**Work instructions:**
- A) In the excerpted text about Elizabeth O'Bagy, what two degrees did Georgetown University confirm she received, and in which years?
- B) Pick up the excerpted text about Elizabeth O'Bagy after its final sentence and continue it.

**Excerpted text:**

O’Bagy started at the institute as an unpaid intern and was pulled into their work on Syria when a researcher needed a fluent Arabic speaker, which transformed her internship into a much longer gig. Kagan hired O’Bagy as an analyst around August or September 2012, and said her understanding was that O’Bagy was working toward her Ph.D. at Georgetown.

Kagan originally gave May of this year as a rough estimate of when O’Bagy’s biography on the ISW site was updated to state she had obtained her Ph.D. But the internet archive the Wayback Machine captured a version of O’Bagy’s biography page that listed her as in a joint Master’s/Ph.D. program as of June 23. Another organization O’Bagy was affiliated with, the Syrian Emergency Task Force, listed her as Dr. O’Bagy on May 13, however.

When asked further about the timing of O’Bagy’s academic claim, Kagan told POLITICO that O’Bagy “misrepresented to me in May that she had successfully defended her dissertation.” Kagan said she then started to call her Dr. O’Bagy, but that the website change only came later this summer when ISW did a broad staff update.

“I began calling her Dr. O’Bagy at that time in internal official communications,” she said. “ISW updates staff bios in intervals. We had a batch of staff changes in June and July, and I expect that we changed it around that time. ISW therefore presented Elizabeth as Dr. O’Bagy on the website quite a bit later than in our internal documents. I have confidence that the public change transpired in accordance with records at internet archival sites.”

Georgetown University’s office of communications, meanwhile, said in a statement that “Georgetown University confirms that Elizabeth O’Bagy received a Bachelor of Arts degree in 2009 and a Master of Arts degree in 2013. At this time she is not a registered student.”

According to Kagan, O’Bagy in May led her to believe she had successfully defended her dissertation when she had actually failed her defense.

**Listed records:**

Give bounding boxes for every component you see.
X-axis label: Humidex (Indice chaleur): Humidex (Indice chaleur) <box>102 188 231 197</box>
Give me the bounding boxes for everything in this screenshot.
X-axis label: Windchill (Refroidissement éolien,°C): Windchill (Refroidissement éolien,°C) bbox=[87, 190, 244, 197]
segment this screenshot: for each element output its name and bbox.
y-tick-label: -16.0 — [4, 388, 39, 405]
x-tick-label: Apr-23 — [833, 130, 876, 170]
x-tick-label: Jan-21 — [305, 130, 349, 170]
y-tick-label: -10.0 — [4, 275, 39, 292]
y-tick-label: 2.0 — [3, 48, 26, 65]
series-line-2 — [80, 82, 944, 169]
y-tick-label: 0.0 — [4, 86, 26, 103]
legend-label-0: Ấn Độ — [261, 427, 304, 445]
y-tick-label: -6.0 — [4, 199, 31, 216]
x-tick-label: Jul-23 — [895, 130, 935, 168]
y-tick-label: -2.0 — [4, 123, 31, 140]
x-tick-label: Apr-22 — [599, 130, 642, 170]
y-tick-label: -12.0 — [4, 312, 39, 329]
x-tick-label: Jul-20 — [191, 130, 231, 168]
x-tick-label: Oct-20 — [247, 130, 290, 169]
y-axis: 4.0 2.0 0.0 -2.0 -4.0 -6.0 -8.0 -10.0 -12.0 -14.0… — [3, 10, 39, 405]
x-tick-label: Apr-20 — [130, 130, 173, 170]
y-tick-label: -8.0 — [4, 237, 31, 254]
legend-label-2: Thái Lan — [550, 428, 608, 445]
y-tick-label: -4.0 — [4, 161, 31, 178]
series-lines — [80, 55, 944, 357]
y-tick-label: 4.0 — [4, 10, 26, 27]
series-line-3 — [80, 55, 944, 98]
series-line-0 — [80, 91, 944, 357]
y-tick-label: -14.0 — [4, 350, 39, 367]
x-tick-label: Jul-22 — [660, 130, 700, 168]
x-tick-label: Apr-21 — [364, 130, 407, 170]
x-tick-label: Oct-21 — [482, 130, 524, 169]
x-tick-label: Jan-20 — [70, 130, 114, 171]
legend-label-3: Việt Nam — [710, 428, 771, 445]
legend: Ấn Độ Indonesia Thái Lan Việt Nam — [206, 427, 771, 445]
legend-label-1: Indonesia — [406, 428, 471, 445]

**Answers to the exercise:**
- A) A Bachelor of Arts in 2009 and a Master of Arts in 2013.

- B)
O’Bagy’s op-ed piece for the Journal, “On the Front Lines of Syria’s Civil War,” was cited by both Kerry and McCain last week. McCain read from the piece last Tuesday to Kerry, calling it “an important op-ed by Dr. Elizabeth O’Bagy.” The next day, Kerry also brought up the piece before a House Foreign Affairs Committee hearing and described it as a “very interesting article” and recommended that members read it.

But the piece had also come under fire for misrepresenting her affiliations. Originally the op-ed only listed O’Bagy, 26, as only “a senior analyst” at the ISW, later adding a clarification that disclosed her connection to a Syrian rebel advocacy group.

“In addition to her role at the Institute for the Study of War, Ms. O’Bagy is affiliated with the Syrian Emergency Task Force, a nonprofit operating as a 501(c)(3) pending IRS approval that subcontracts with the U.S. and British governments to provide aid to the Syrian opposition,” the WSJ added in its clarification.

O’Bagy wrote on Twitter after the uproar that “I have never tried to hide that Ive worked closely with opposition & rebel commanders. Thats what allows me to travel more safely in Syria,” adding that “I’m not trying to trick America here. I’m just trying to show a different side to the conflict that few people have the chance to see.”

O’Bagy, who has traveled widely with rebel forces in Syria, had been a senior research analyst with ISW. Her biography on the site before she was fired, according to a Google cache from Sept. 4, stated that “Dr. Elizabeth O’Bagy is a Senior Research Analyst and the Syria Team Lead at the Institute for the Study of War, where she focuses on Syrian politics and security. Her major reports on the Syrian opposition include: The Free Syrian Army, Jihad in Syria, and Syria’s Political Opposition.” Her online bio was also updated last Friday in response to the online furor — spurred in part by a report in The Daily Caller about her affiliation with the SETF — over the WSJ piece to read: “I work with the Syrian Emergency Task Force in an advisory capacity on a number of humanitarian aid and governance building contracts.”

And in the press release announcing she joined the Syrian Emergency Task Force on May 13, the group called her “Dr. Elizabeth O’Bagy” and said she “recently gained a Master’s in Arab Studies from Georgetown University. Prior to ISW, she received a Critical Language Scholarship to study Arabic in Tangier Morocco and studied Arabic at the American University in Cairo.”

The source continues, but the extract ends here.